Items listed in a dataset
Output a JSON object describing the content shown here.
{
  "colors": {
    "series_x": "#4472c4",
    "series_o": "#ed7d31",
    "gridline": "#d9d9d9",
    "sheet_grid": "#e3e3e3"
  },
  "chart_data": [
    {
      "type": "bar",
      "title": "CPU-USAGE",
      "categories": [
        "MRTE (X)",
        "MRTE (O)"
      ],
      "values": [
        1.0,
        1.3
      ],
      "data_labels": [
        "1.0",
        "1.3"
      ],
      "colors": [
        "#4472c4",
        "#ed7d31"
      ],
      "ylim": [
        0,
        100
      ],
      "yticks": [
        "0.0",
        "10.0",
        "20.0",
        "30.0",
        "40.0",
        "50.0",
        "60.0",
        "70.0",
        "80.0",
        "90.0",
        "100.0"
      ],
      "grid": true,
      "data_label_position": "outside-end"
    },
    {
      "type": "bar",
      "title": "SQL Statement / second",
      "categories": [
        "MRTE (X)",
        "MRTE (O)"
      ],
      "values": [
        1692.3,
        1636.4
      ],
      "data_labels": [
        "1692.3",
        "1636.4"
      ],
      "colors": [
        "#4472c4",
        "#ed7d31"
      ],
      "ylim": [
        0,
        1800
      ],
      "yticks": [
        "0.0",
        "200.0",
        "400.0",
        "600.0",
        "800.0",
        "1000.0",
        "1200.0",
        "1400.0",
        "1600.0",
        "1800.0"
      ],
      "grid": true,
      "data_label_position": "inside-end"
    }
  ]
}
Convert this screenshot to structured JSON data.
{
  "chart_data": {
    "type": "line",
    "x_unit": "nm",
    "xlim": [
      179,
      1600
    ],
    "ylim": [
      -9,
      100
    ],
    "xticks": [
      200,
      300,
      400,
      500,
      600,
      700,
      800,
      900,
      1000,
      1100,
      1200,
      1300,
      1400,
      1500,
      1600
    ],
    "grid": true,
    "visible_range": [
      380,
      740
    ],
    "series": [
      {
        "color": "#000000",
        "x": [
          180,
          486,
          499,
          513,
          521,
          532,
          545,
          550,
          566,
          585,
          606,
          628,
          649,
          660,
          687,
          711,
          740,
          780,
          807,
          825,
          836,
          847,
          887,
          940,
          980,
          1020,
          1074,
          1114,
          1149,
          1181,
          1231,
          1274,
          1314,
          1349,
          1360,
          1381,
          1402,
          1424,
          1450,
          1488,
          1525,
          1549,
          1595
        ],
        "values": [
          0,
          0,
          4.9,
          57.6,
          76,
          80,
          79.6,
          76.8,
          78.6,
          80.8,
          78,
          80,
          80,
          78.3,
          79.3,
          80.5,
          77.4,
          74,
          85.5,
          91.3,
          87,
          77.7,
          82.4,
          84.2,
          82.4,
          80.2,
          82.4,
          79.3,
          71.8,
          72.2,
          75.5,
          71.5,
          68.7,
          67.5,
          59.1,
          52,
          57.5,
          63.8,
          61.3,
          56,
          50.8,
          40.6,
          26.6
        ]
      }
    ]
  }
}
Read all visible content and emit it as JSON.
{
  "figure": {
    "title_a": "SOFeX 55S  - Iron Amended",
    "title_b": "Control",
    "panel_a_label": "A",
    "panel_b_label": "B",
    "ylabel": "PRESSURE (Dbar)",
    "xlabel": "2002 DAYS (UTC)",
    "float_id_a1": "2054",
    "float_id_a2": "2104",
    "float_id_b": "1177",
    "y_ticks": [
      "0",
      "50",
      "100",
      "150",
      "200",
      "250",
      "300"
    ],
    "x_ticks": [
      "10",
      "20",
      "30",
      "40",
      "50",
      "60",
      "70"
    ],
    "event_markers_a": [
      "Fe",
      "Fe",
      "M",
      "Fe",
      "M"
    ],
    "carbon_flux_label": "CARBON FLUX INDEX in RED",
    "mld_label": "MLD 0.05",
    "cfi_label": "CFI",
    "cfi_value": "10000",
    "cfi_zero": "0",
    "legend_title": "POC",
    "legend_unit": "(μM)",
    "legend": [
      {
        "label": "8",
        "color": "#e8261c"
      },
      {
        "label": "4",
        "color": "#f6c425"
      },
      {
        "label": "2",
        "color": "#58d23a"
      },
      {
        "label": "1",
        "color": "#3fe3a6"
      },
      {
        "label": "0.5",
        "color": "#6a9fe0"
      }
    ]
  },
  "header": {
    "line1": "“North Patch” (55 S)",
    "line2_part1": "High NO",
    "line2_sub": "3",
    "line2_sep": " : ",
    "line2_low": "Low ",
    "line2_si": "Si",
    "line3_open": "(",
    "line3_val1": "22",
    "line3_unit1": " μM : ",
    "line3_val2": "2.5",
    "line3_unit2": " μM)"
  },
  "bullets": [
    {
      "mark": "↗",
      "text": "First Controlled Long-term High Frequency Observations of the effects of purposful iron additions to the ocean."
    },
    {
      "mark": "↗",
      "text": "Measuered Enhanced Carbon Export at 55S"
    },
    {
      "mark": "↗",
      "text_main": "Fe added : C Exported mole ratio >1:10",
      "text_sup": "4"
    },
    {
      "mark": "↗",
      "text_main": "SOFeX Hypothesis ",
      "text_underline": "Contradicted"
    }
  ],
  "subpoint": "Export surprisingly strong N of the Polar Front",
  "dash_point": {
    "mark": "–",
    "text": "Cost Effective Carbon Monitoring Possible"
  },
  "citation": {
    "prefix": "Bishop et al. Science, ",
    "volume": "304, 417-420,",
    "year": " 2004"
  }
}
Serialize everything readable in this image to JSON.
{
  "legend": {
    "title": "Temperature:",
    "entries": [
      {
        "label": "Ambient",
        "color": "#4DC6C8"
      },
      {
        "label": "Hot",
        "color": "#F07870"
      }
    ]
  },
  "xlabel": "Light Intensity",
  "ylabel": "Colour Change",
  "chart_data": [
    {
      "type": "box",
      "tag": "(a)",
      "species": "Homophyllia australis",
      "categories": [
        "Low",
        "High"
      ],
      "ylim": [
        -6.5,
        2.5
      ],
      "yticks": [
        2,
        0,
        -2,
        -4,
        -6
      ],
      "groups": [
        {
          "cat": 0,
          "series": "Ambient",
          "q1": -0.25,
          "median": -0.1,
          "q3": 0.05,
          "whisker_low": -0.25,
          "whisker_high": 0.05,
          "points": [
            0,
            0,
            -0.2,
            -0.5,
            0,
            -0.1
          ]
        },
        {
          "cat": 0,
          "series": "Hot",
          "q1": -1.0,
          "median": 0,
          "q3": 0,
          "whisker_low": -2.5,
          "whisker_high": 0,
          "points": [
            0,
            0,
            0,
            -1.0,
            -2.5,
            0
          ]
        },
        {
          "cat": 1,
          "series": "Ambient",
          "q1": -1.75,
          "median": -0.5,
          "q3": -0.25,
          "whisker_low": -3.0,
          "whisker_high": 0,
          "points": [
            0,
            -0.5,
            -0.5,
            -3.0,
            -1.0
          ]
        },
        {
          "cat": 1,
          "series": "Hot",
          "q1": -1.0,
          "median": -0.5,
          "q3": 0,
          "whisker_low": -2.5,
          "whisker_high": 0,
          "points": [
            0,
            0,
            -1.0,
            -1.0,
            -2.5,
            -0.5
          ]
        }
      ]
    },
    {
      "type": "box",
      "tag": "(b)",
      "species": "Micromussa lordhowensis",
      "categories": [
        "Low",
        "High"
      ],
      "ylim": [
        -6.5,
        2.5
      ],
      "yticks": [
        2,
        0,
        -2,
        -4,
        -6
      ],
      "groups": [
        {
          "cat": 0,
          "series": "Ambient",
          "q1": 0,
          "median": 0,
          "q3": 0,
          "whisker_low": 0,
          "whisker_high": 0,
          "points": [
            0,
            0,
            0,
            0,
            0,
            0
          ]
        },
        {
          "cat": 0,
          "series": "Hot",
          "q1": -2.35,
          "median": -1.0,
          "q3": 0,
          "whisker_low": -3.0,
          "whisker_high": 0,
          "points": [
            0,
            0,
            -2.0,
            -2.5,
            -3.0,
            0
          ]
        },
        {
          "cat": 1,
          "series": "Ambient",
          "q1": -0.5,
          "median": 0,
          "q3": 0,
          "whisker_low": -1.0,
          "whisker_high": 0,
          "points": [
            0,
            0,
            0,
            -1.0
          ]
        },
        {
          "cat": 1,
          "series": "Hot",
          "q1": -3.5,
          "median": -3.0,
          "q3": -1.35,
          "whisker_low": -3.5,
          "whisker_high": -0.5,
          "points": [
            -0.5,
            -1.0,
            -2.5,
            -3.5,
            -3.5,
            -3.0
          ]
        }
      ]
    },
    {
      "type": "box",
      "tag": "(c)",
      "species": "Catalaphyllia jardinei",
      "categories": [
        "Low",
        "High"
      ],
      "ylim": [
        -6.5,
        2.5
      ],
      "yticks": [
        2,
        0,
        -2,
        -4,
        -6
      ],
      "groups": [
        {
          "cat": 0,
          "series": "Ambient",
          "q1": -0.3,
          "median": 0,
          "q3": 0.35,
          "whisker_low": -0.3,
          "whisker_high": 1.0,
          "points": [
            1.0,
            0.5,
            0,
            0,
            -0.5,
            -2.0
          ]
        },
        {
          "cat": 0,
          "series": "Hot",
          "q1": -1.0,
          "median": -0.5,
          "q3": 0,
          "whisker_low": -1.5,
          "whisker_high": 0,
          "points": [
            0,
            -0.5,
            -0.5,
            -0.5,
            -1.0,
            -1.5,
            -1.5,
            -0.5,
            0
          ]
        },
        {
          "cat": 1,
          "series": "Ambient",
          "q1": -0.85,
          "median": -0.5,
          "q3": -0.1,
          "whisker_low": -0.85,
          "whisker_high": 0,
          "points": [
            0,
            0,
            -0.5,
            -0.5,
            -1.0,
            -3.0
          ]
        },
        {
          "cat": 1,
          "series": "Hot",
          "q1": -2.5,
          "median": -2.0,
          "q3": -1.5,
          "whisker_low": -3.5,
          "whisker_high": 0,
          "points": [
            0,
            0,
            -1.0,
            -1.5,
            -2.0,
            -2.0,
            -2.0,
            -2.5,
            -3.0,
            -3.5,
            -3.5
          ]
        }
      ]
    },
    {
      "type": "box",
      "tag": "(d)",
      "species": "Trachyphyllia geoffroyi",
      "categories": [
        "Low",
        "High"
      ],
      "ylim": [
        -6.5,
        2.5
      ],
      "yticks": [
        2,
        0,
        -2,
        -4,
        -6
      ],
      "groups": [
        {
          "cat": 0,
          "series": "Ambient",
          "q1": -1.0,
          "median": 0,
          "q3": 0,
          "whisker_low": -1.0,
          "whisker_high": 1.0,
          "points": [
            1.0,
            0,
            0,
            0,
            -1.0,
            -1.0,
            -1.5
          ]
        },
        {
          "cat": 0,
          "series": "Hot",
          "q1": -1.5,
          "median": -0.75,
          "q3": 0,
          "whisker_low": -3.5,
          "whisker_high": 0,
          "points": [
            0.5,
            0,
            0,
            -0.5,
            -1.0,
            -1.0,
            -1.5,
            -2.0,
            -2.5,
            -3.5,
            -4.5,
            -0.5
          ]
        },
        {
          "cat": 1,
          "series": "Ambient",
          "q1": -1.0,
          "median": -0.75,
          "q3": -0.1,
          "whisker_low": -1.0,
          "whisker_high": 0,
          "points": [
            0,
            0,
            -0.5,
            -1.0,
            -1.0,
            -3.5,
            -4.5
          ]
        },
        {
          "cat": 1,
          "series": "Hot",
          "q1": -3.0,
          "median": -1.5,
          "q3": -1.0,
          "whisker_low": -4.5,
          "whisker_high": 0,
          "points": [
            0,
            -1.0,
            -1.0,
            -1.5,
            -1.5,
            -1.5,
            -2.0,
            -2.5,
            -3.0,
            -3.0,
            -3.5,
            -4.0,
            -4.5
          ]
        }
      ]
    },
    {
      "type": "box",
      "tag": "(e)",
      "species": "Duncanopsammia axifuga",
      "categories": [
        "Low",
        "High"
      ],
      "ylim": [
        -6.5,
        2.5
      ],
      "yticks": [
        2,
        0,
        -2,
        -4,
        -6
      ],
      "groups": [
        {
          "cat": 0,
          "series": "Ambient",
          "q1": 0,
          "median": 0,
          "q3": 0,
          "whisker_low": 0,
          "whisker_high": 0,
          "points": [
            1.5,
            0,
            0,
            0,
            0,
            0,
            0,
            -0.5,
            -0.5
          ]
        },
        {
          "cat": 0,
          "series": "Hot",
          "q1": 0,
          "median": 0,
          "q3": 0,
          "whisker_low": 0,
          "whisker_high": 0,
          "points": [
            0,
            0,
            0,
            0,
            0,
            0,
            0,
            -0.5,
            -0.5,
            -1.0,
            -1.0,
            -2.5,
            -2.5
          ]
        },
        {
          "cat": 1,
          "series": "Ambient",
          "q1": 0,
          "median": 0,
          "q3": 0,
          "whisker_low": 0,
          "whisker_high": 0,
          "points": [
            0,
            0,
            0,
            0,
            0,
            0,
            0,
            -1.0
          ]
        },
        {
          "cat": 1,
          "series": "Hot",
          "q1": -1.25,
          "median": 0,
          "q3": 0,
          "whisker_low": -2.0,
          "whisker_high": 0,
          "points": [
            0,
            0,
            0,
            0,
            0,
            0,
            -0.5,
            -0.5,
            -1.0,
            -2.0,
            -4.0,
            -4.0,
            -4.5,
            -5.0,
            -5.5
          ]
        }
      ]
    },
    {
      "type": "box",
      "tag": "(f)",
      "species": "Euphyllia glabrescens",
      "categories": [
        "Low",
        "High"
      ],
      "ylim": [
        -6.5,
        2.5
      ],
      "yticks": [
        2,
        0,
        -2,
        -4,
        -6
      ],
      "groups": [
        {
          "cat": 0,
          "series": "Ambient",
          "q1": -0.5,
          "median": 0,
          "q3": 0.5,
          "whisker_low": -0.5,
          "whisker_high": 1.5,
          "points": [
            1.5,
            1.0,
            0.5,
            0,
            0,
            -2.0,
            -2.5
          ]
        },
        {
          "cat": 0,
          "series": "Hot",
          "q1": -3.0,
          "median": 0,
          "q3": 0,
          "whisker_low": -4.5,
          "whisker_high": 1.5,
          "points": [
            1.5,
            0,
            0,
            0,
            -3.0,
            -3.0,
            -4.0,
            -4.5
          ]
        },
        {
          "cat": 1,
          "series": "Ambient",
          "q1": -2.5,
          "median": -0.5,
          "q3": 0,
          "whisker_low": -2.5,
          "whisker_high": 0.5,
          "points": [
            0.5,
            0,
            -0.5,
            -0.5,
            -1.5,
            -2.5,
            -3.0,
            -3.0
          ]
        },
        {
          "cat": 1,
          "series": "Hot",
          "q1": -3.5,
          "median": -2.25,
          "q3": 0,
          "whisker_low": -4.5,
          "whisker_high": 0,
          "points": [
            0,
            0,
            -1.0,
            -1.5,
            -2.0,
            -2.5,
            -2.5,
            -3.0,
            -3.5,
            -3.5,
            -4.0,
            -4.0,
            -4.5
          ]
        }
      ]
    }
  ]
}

*Work instructions*: Go through the records above, find every line with the word "JSON", and list those lines.

*Written reply*:
Output a JSON object describing the content shown here.
Convert this screenshot to structured JSON data.
Read all visible content and emit it as JSON.
Serialize everything readable in this image to JSON.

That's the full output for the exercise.